— What is needed —
Search the material for the word "contact" and copy each line that holds it.

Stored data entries
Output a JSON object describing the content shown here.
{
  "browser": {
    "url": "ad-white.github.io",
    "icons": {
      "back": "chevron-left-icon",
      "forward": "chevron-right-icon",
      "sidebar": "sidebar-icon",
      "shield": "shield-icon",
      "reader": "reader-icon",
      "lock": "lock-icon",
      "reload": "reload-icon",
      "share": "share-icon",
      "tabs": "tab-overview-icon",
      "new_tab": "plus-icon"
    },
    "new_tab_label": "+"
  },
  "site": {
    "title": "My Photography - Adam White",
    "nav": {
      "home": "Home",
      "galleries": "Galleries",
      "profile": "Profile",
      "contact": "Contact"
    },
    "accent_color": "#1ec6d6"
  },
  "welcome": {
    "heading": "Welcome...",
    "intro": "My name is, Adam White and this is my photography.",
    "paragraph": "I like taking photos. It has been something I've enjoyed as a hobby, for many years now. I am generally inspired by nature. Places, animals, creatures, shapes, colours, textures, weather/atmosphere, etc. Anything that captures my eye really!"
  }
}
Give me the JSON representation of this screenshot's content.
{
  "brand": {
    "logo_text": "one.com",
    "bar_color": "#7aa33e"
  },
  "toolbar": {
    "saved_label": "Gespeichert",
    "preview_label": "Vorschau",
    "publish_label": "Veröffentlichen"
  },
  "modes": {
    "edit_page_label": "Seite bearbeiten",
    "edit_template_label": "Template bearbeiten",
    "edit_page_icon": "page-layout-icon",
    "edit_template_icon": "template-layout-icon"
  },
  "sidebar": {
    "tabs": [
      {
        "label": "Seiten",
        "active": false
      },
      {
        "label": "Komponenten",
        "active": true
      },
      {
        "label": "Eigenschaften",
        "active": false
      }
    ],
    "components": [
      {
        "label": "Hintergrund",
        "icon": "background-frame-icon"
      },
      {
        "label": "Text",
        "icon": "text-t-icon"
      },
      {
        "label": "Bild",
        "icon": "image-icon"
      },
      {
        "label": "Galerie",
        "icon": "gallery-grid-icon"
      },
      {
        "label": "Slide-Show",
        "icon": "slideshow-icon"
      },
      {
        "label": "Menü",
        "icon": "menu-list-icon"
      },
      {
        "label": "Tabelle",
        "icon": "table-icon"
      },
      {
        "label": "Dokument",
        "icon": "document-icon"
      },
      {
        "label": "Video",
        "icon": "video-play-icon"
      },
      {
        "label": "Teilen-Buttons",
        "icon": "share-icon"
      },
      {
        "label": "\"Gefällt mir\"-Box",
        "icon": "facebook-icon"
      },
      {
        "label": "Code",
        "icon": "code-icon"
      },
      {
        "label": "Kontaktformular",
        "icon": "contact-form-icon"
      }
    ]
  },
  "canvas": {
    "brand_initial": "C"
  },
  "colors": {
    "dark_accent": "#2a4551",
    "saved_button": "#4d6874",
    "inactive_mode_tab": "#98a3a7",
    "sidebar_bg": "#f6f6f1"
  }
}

— Answer for the task —
      "contact": "Contact"
        "icon": "contact-form-icon"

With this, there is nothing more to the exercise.